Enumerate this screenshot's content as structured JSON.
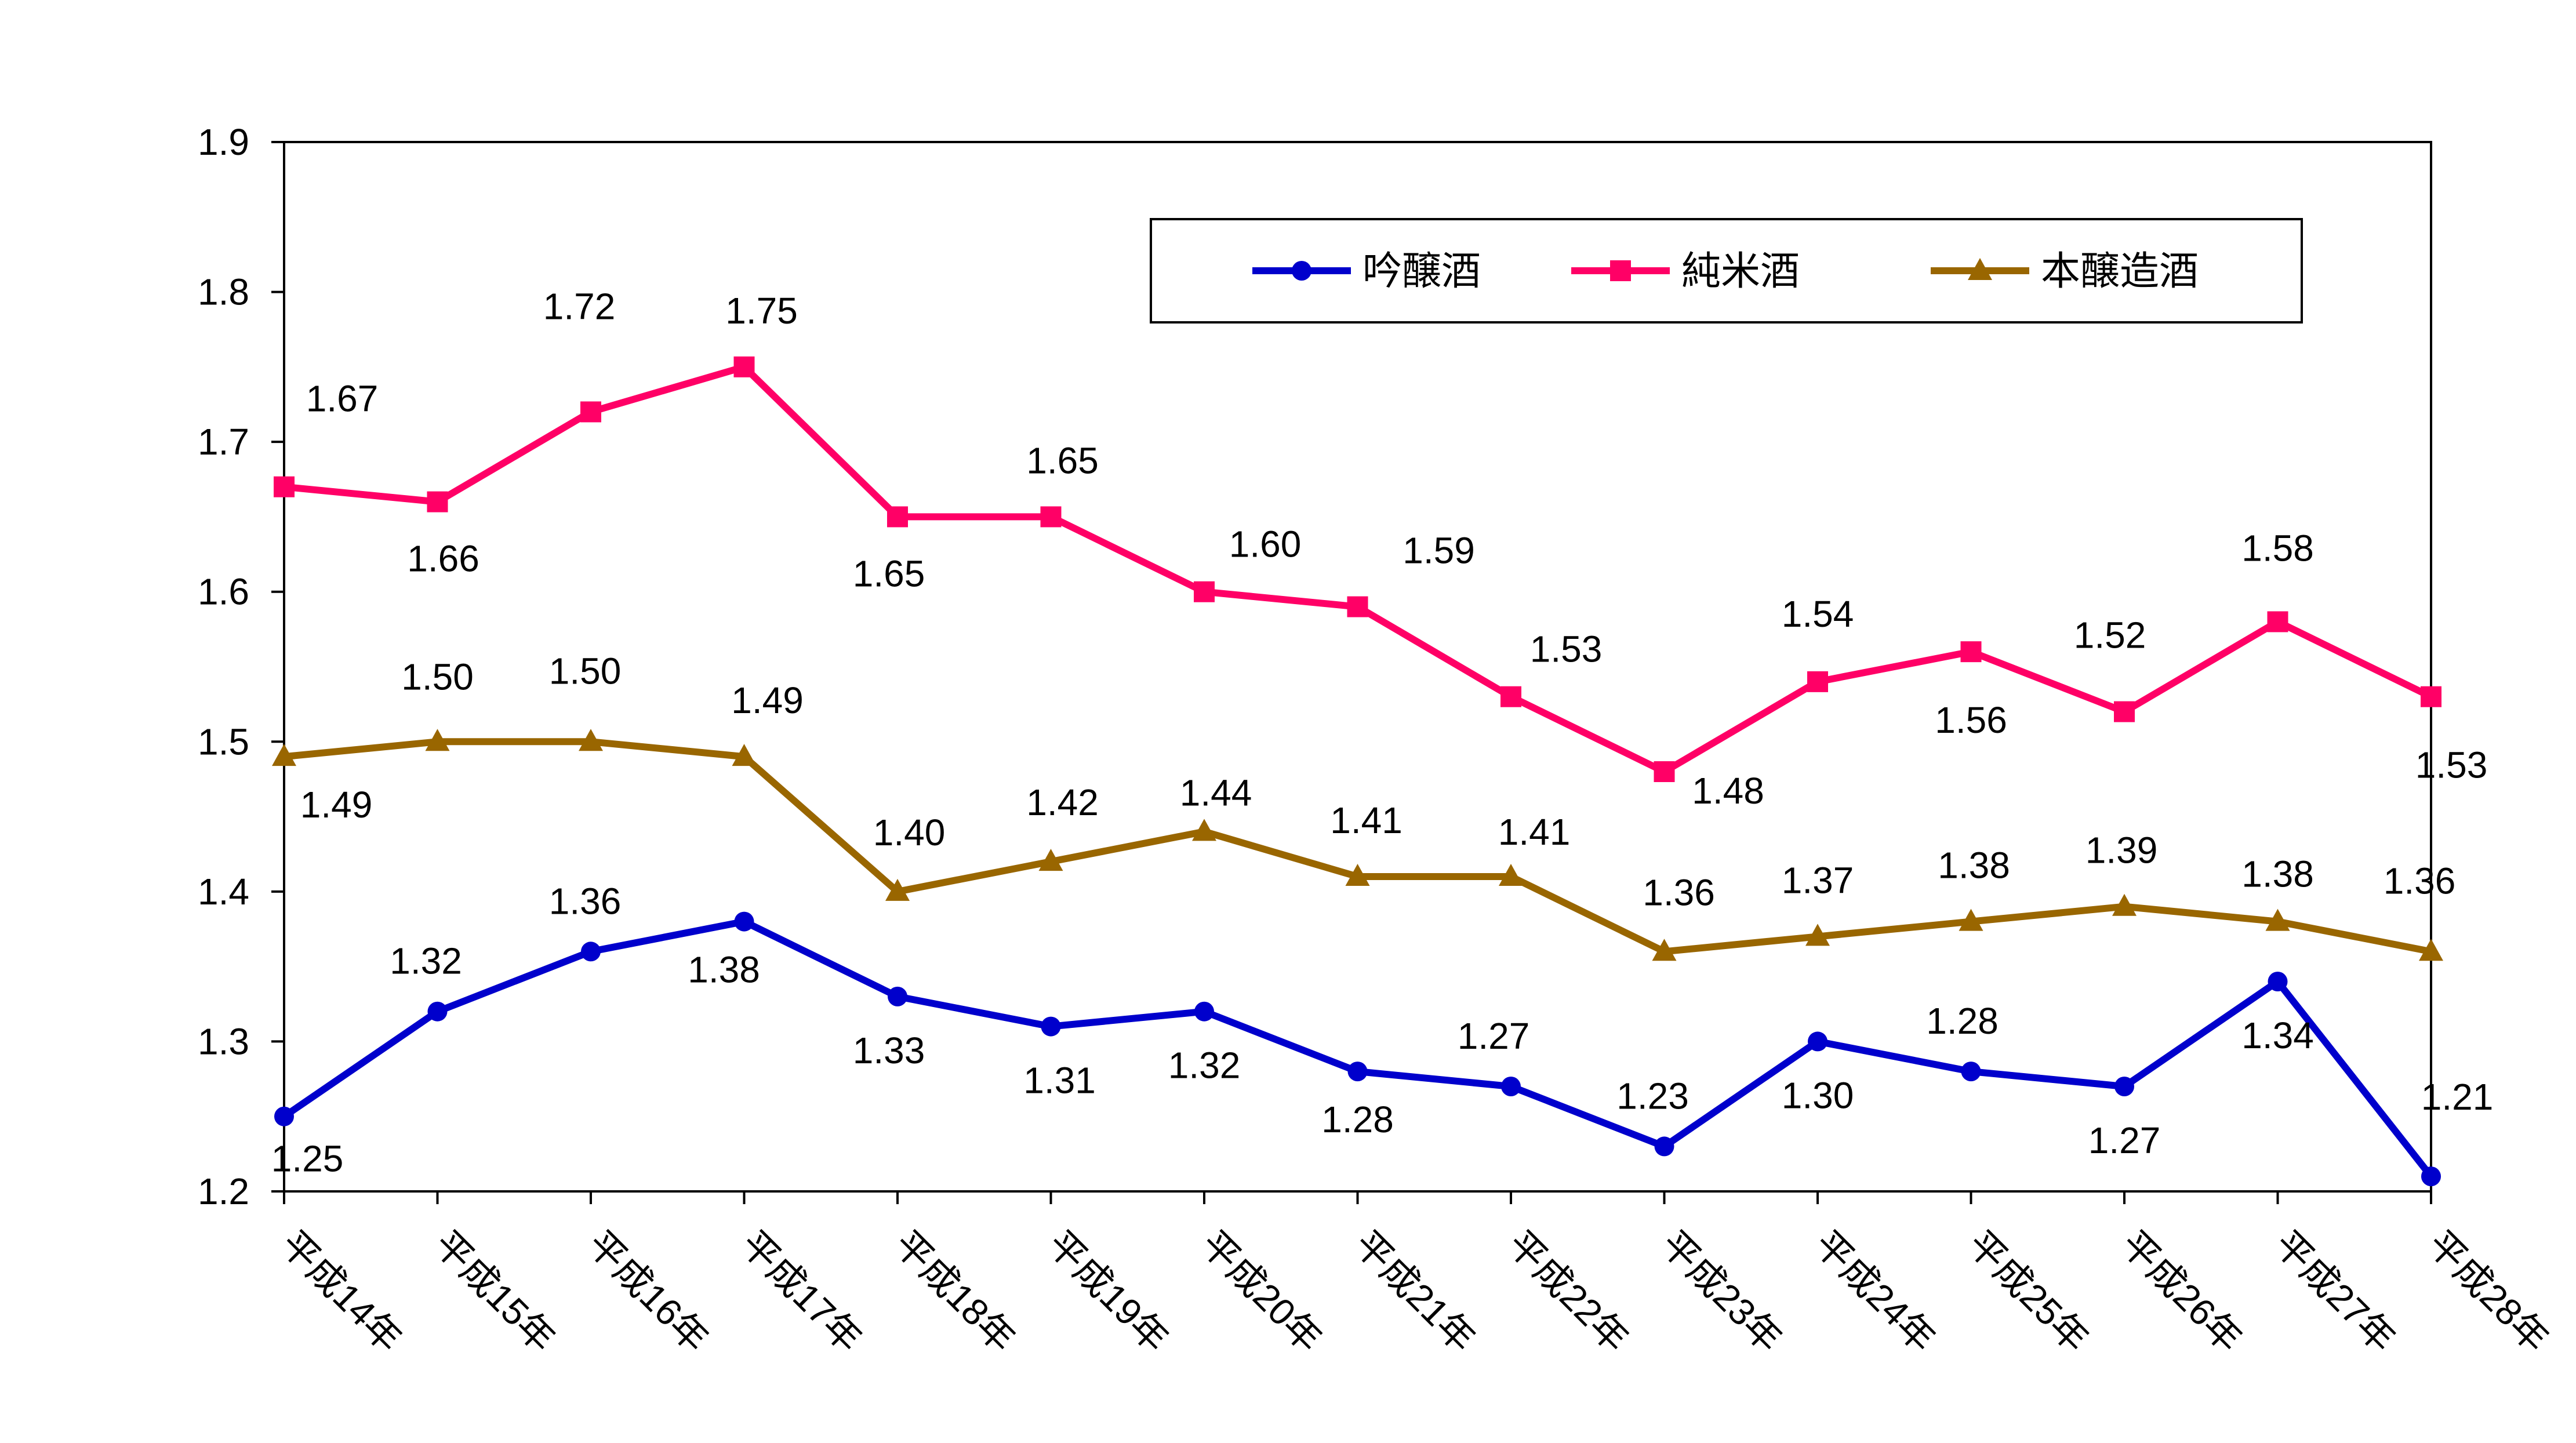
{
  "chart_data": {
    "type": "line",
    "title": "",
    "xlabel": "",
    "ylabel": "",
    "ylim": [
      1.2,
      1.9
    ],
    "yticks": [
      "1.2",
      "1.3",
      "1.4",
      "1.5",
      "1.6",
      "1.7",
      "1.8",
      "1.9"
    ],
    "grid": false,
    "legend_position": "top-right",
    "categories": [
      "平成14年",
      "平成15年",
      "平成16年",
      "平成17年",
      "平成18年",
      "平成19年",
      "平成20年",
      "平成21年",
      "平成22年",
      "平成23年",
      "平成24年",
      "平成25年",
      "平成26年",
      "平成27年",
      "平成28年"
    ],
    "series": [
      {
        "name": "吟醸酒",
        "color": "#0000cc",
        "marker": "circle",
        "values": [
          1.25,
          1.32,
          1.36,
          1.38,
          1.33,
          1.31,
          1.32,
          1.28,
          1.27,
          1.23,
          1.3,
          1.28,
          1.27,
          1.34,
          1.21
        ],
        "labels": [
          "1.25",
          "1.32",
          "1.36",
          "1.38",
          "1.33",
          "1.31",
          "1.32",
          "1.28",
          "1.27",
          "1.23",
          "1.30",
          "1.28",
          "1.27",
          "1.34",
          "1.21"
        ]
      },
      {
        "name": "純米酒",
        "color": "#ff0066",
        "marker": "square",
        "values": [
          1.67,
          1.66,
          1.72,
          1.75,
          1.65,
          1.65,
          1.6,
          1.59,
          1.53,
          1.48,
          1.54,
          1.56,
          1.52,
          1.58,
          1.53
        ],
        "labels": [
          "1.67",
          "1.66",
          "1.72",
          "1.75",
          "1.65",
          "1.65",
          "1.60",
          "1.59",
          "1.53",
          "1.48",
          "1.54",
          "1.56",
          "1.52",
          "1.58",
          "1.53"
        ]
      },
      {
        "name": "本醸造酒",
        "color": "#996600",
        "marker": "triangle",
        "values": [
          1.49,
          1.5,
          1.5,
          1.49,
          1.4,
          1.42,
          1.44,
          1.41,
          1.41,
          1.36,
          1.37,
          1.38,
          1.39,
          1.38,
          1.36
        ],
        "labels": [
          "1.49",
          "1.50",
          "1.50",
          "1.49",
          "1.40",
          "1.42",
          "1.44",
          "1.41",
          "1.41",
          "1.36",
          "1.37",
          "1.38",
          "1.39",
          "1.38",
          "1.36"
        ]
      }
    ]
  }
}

* * *

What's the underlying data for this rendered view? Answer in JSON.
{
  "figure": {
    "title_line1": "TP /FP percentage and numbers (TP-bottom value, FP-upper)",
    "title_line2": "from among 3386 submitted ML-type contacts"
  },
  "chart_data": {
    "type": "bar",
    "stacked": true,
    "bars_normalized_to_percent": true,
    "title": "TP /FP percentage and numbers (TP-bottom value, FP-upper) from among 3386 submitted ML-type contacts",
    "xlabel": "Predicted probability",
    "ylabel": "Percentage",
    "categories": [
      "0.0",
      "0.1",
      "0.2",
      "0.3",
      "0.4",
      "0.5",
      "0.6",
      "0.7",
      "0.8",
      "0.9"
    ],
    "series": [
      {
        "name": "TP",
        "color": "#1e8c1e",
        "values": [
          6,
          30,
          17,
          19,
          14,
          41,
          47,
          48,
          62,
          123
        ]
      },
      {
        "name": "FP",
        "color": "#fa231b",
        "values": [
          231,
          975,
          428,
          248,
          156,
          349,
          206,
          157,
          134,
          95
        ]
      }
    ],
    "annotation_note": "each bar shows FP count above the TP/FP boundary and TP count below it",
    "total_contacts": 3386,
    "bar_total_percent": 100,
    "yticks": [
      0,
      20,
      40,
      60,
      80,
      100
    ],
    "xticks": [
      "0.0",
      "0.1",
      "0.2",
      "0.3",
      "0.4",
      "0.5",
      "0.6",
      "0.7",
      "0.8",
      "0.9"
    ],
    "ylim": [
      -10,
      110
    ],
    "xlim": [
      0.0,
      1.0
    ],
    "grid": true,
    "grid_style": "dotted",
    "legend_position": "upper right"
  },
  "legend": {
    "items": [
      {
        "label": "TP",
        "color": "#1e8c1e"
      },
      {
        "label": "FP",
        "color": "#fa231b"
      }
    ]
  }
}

* * *

WHAT YOU HAVE TO DO: Search the entries for the string "marker" and collect each line that has it.

OUTPUT FOR THIS TASK:
        "marker": "circle",
        "marker": "square",
        "marker": "triangle",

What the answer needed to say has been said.